**PROBLEM TO SOLVE**
Copy each line of the entries that contains the word "Centers".

**Collected data entries**
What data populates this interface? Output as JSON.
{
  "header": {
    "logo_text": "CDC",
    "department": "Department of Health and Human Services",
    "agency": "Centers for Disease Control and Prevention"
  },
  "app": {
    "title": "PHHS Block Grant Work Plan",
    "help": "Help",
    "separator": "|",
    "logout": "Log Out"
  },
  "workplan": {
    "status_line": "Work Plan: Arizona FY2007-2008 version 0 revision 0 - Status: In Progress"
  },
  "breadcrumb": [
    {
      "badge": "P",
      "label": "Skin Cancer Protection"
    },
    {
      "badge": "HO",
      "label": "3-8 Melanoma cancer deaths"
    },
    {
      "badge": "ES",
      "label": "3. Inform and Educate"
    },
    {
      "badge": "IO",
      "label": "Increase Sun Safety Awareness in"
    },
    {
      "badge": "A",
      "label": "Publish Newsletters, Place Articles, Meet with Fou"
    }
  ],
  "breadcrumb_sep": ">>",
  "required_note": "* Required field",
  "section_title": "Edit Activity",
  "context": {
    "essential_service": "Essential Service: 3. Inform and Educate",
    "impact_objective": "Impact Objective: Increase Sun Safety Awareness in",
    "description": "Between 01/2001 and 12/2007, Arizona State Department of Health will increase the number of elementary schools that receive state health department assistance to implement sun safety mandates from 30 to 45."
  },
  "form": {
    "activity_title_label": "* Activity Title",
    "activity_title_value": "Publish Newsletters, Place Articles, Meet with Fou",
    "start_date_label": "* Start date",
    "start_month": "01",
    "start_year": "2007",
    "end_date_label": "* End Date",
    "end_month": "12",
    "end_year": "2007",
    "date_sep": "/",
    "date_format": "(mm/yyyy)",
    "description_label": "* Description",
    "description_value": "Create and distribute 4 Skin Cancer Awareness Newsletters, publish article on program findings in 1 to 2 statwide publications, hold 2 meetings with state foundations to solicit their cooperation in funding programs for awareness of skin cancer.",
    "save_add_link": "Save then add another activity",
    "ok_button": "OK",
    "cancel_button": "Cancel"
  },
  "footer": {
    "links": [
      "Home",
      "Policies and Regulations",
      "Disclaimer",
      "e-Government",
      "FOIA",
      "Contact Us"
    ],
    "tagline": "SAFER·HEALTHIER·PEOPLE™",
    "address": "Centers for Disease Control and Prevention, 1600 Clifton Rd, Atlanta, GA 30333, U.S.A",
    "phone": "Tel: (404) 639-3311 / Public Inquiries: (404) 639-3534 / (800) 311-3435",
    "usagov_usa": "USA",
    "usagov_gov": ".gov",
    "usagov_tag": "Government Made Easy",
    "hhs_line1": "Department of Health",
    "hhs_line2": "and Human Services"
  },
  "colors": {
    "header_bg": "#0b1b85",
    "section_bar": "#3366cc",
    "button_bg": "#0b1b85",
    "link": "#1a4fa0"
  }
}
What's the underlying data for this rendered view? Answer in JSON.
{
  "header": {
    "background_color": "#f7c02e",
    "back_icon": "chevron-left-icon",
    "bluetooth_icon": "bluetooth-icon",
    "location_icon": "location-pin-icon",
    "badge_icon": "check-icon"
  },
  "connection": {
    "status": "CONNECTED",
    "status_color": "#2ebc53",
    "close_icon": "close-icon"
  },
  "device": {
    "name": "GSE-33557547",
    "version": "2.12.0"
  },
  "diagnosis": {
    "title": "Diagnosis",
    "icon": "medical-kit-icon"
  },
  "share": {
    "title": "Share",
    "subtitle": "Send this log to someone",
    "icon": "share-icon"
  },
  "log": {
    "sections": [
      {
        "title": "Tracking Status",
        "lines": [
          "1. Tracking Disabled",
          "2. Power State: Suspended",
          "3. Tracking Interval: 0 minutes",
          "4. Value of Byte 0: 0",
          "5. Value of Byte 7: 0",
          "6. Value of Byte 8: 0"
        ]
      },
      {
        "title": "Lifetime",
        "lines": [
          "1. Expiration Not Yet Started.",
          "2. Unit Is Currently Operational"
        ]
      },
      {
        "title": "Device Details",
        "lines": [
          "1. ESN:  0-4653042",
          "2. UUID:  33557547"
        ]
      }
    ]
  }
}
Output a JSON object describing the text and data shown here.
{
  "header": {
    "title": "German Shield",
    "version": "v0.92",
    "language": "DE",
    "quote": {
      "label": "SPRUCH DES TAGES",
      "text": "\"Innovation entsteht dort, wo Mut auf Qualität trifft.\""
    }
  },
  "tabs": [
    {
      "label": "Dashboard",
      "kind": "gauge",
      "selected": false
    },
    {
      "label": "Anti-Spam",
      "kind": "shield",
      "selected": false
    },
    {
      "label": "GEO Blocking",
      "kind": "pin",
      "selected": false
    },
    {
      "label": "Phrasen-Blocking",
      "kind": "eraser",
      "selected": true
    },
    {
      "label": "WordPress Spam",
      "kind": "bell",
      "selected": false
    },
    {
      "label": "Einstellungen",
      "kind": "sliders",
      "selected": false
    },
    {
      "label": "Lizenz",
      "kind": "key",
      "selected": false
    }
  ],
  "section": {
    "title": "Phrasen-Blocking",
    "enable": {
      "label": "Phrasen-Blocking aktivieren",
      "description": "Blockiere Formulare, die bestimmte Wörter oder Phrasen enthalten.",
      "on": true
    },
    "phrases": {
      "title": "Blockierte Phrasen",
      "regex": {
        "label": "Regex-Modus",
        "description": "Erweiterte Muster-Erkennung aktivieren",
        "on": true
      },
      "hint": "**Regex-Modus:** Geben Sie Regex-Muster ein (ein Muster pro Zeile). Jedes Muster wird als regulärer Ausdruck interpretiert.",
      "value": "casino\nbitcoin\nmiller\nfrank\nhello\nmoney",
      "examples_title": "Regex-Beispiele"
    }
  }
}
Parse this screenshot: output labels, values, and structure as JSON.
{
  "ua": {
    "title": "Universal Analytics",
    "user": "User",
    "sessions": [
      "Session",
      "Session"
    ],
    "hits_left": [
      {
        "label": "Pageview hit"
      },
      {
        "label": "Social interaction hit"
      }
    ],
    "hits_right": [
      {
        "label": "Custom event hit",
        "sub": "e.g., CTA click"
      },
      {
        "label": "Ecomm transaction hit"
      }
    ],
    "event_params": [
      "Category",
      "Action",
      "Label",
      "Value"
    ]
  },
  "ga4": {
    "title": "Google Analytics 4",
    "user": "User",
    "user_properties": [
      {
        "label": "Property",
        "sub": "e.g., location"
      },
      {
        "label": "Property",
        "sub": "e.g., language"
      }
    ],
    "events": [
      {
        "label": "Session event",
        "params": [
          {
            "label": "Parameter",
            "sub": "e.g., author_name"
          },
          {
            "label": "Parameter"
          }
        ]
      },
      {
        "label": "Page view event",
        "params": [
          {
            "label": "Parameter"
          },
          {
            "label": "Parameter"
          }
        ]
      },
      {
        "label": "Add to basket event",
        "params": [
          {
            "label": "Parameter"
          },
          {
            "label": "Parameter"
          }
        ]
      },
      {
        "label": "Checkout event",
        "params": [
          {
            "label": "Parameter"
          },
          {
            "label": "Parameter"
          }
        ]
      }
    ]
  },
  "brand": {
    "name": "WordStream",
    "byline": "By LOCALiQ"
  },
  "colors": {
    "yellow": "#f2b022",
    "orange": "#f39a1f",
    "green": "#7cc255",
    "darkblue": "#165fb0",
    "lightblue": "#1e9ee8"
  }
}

**OUTPUT FOR THIS TASK**
    "agency": "Centers for Disease Control and Prevention"
    "address": "Centers for Disease Control and Prevention, 1600 Clifton Rd, Atlanta, GA 30333, U.S.A",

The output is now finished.